Output the material word for word. Leave each picture out.

[START DATA TO USE]

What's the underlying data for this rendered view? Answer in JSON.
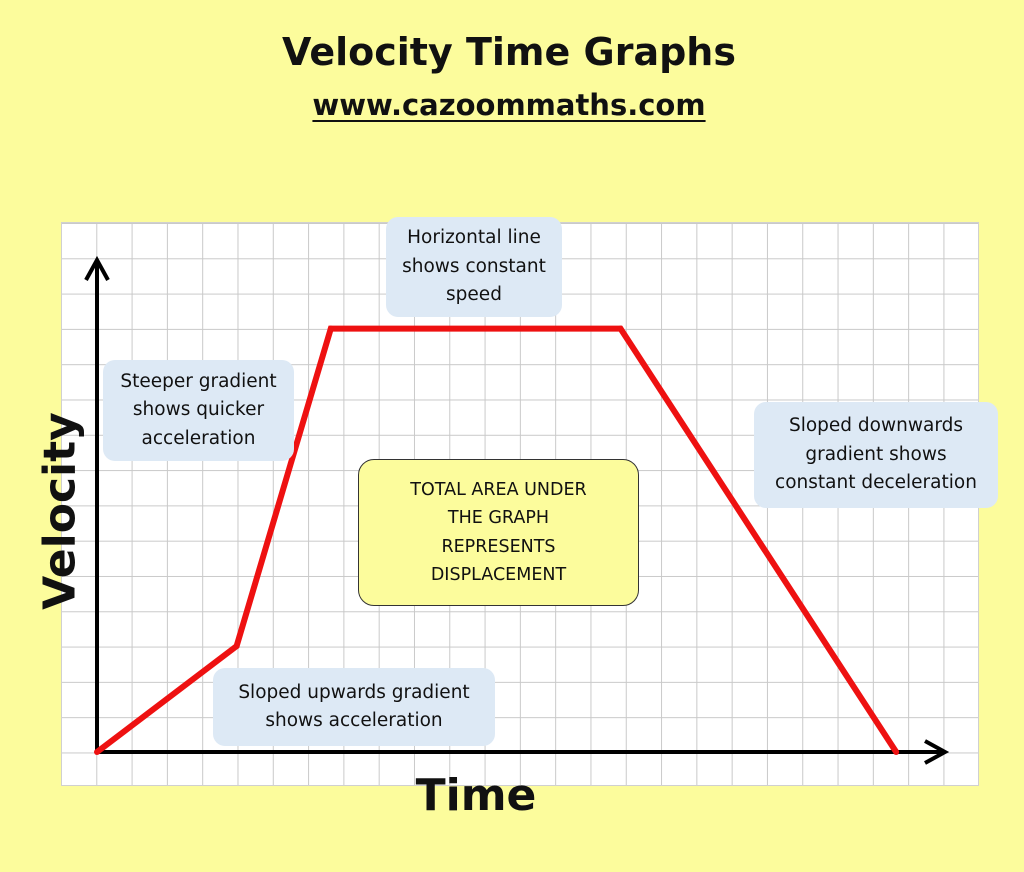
{
  "title": "Velocity Time Graphs",
  "subtitle": "www.cazoommaths.com",
  "colors": {
    "background": "#fcfc9c",
    "line": "#ee1111",
    "note_background": "#dde9f5",
    "grid": "#c9c9c9"
  },
  "annotations": {
    "constant_speed": "Horizontal line\nshows constant\nspeed",
    "steeper": "Steeper gradient\nshows quicker\nacceleration",
    "deceleration": "Sloped downwards\ngradient shows\nconstant deceleration",
    "acceleration": "Sloped upwards gradient\nshows acceleration",
    "area": "TOTAL AREA UNDER\nTHE GRAPH\nREPRESENTS\nDISPLACEMENT"
  },
  "chart_data": {
    "type": "line",
    "title": "Velocity Time Graphs",
    "xlabel": "Time",
    "ylabel": "Velocity",
    "grid": true,
    "legend": "none",
    "xlim": [
      0,
      24.5
    ],
    "ylim": [
      0,
      14
    ],
    "series": [
      {
        "color": "#ee1111",
        "points": [
          [
            0,
            0
          ],
          [
            4,
            3
          ],
          [
            6.7,
            12
          ],
          [
            15,
            12
          ],
          [
            22.9,
            0
          ]
        ]
      }
    ]
  }
}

[END DATA TO USE]

RESPONSE FOR THIS EXERCISE:
What's the underlying data for this rendered view? Answer in JSON.
{
  "title": "Velocity Time Graphs",
  "subtitle": "www.cazoommaths.com",
  "colors": {
    "background": "#fcfc9c",
    "line": "#ee1111",
    "note_background": "#dde9f5",
    "grid": "#c9c9c9"
  },
  "annotations": {
    "constant_speed": "Horizontal line\nshows constant\nspeed",
    "steeper": "Steeper gradient\nshows quicker\nacceleration",
    "deceleration": "Sloped downwards\ngradient shows\nconstant deceleration",
    "acceleration": "Sloped upwards gradient\nshows acceleration",
    "area": "TOTAL AREA UNDER\nTHE GRAPH\nREPRESENTS\nDISPLACEMENT"
  },
  "chart_data": {
    "type": "line",
    "title": "Velocity Time Graphs",
    "xlabel": "Time",
    "ylabel": "Velocity",
    "grid": true,
    "legend": "none",
    "xlim": [
      0,
      24.5
    ],
    "ylim": [
      0,
      14
    ],
    "series": [
      {
        "color": "#ee1111",
        "points": [
          [
            0,
            0
          ],
          [
            4,
            3
          ],
          [
            6.7,
            12
          ],
          [
            15,
            12
          ],
          [
            22.9,
            0
          ]
        ]
      }
    ]
  }
}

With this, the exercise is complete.